• **RECORDED INFORMATION**

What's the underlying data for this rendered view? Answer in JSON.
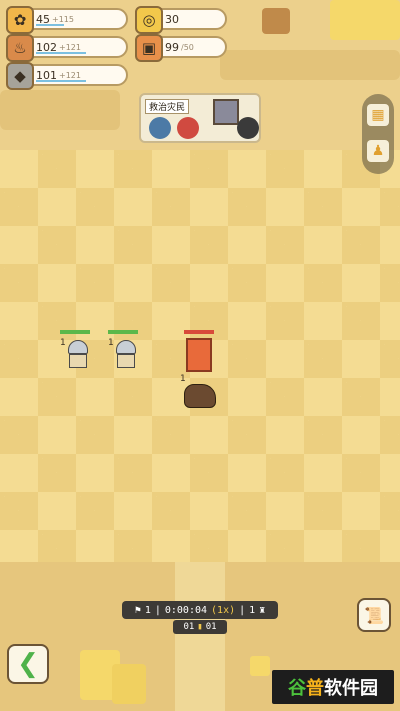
{
  "resources": [
    {
      "name": "wheat",
      "icon": "wheat-icon",
      "glyph": "✿",
      "color": "#f1b64a",
      "value": "45",
      "rate": "+115",
      "fill": 0.3
    },
    {
      "name": "meat",
      "icon": "meat-icon",
      "glyph": "♨",
      "color": "#d98a4a",
      "value": "102",
      "rate": "+121",
      "fill": 0.55
    },
    {
      "name": "stone",
      "icon": "stone-icon",
      "glyph": "◆",
      "color": "#a6a39a",
      "value": "101",
      "rate": "+121",
      "fill": 0.55
    },
    {
      "name": "coin",
      "icon": "coin-icon",
      "glyph": "◎",
      "color": "#f2c84b",
      "value": "30"
    },
    {
      "name": "population",
      "icon": "gift-icon",
      "glyph": "▣",
      "color": "#e8904a",
      "value": "99",
      "max": "/50"
    }
  ],
  "mission": {
    "label": "救治灾民"
  },
  "units": [
    {
      "level": "1",
      "type": "knight",
      "hp": 1.0
    },
    {
      "level": "1",
      "type": "knight",
      "hp": 1.0
    },
    {
      "level": "1",
      "type": "boar",
      "hp": 1.0
    }
  ],
  "hud": {
    "count_left": "1",
    "timer": "0:00:04",
    "speed": "(1x)",
    "count_right": "1",
    "wave": "01",
    "wave_total": "01"
  },
  "watermark": {
    "g1": "谷",
    "g2": "普",
    "rest": "软件园"
  }
}
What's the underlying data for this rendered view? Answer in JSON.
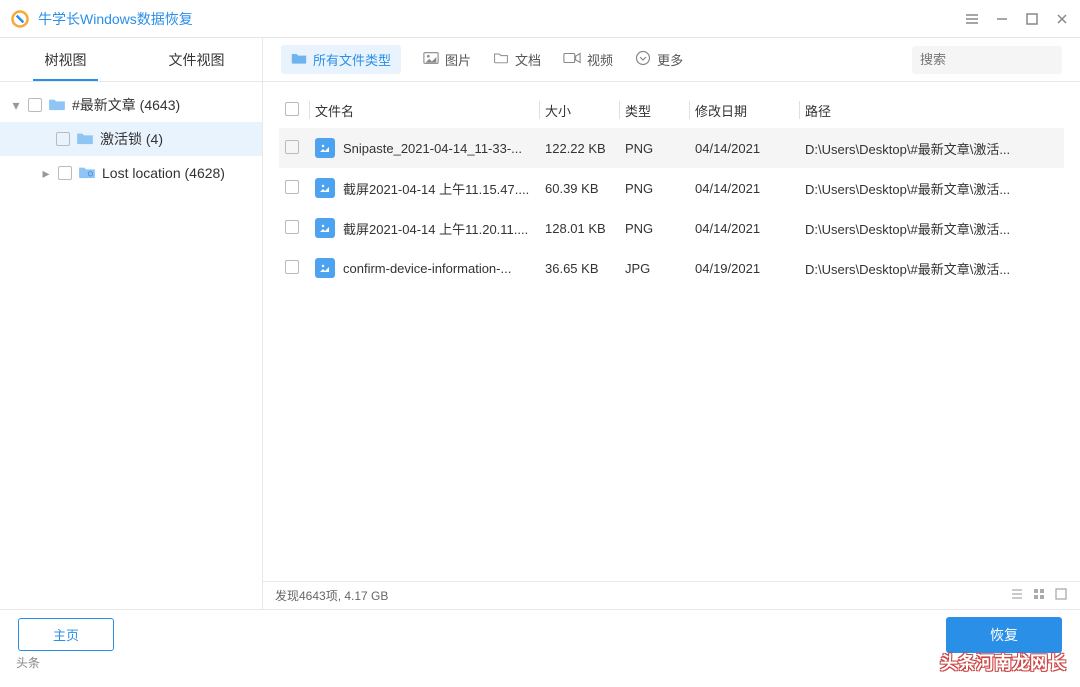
{
  "titlebar": {
    "app_title": "牛学长Windows数据恢复"
  },
  "sidebar": {
    "tabs": {
      "tree": "树视图",
      "file": "文件视图"
    },
    "nodes": [
      {
        "label": "#最新文章  (4643)"
      },
      {
        "label": "激活锁  (4)"
      },
      {
        "label": "Lost location  (4628)"
      }
    ]
  },
  "toolbar": {
    "all": "所有文件类型",
    "image": "图片",
    "doc": "文档",
    "video": "视频",
    "more": "更多",
    "search_placeholder": "搜索"
  },
  "table": {
    "headers": {
      "name": "文件名",
      "size": "大小",
      "type": "类型",
      "date": "修改日期",
      "path": "路径"
    },
    "rows": [
      {
        "name": "Snipaste_2021-04-14_11-33-...",
        "size": "122.22 KB",
        "type": "PNG",
        "date": "04/14/2021",
        "path": "D:\\Users\\Desktop\\#最新文章\\激活..."
      },
      {
        "name": "截屏2021-04-14 上午11.15.47....",
        "size": "60.39 KB",
        "type": "PNG",
        "date": "04/14/2021",
        "path": "D:\\Users\\Desktop\\#最新文章\\激活..."
      },
      {
        "name": "截屏2021-04-14 上午11.20.11....",
        "size": "128.01 KB",
        "type": "PNG",
        "date": "04/14/2021",
        "path": "D:\\Users\\Desktop\\#最新文章\\激活..."
      },
      {
        "name": "confirm-device-information-...",
        "size": "36.65 KB",
        "type": "JPG",
        "date": "04/19/2021",
        "path": "D:\\Users\\Desktop\\#最新文章\\激活..."
      }
    ]
  },
  "statusbar": {
    "text": "发现4643项, 4.17 GB"
  },
  "bottombar": {
    "home": "主页",
    "recover": "恢复"
  },
  "watermark": {
    "right": "头条河南龙网长",
    "left": "头条"
  }
}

• **THE REQUEST**
Quote every line of the records above exactly; no picture is to be copied.

• **CORRECT RESULT**
What's the underlying data for this rendered view? Answer in JSON.
{
  "resources": [
    {
      "name": "wheat",
      "icon": "wheat-icon",
      "glyph": "✿",
      "color": "#f1b64a",
      "value": "45",
      "rate": "+115",
      "fill": 0.3
    },
    {
      "name": "meat",
      "icon": "meat-icon",
      "glyph": "♨",
      "color": "#d98a4a",
      "value": "102",
      "rate": "+121",
      "fill": 0.55
    },
    {
      "name": "stone",
      "icon": "stone-icon",
      "glyph": "◆",
      "color": "#a6a39a",
      "value": "101",
      "rate": "+121",
      "fill": 0.55
    },
    {
      "name": "coin",
      "icon": "coin-icon",
      "glyph": "◎",
      "color": "#f2c84b",
      "value": "30"
    },
    {
      "name": "population",
      "icon": "gift-icon",
      "glyph": "▣",
      "color": "#e8904a",
      "value": "99",
      "max": "/50"
    }
  ],
  "mission": {
    "label": "救治灾民"
  },
  "units": [
    {
      "level": "1",
      "type": "knight",
      "hp": 1.0
    },
    {
      "level": "1",
      "type": "knight",
      "hp": 1.0
    },
    {
      "level": "1",
      "type": "boar",
      "hp": 1.0
    }
  ],
  "hud": {
    "count_left": "1",
    "timer": "0:00:04",
    "speed": "(1x)",
    "count_right": "1",
    "wave": "01",
    "wave_total": "01"
  },
  "watermark": {
    "g1": "谷",
    "g2": "普",
    "rest": "软件园"
  }
}
What's the underlying data for this rendered view? Answer in JSON.
{
  "titlebar": {
    "app_title": "牛学长Windows数据恢复"
  },
  "sidebar": {
    "tabs": {
      "tree": "树视图",
      "file": "文件视图"
    },
    "nodes": [
      {
        "label": "#最新文章  (4643)"
      },
      {
        "label": "激活锁  (4)"
      },
      {
        "label": "Lost location  (4628)"
      }
    ]
  },
  "toolbar": {
    "all": "所有文件类型",
    "image": "图片",
    "doc": "文档",
    "video": "视频",
    "more": "更多",
    "search_placeholder": "搜索"
  },
  "table": {
    "headers": {
      "name": "文件名",
      "size": "大小",
      "type": "类型",
      "date": "修改日期",
      "path": "路径"
    },
    "rows": [
      {
        "name": "Snipaste_2021-04-14_11-33-...",
        "size": "122.22 KB",
        "type": "PNG",
        "date": "04/14/2021",
        "path": "D:\\Users\\Desktop\\#最新文章\\激活..."
      },
      {
        "name": "截屏2021-04-14 上午11.15.47....",
        "size": "60.39 KB",
        "type": "PNG",
        "date": "04/14/2021",
        "path": "D:\\Users\\Desktop\\#最新文章\\激活..."
      },
      {
        "name": "截屏2021-04-14 上午11.20.11....",
        "size": "128.01 KB",
        "type": "PNG",
        "date": "04/14/2021",
        "path": "D:\\Users\\Desktop\\#最新文章\\激活..."
      },
      {
        "name": "confirm-device-information-...",
        "size": "36.65 KB",
        "type": "JPG",
        "date": "04/19/2021",
        "path": "D:\\Users\\Desktop\\#最新文章\\激活..."
      }
    ]
  },
  "statusbar": {
    "text": "发现4643项, 4.17 GB"
  },
  "bottombar": {
    "home": "主页",
    "recover": "恢复"
  },
  "watermark": {
    "right": "头条河南龙网长",
    "left": "头条"
  }
}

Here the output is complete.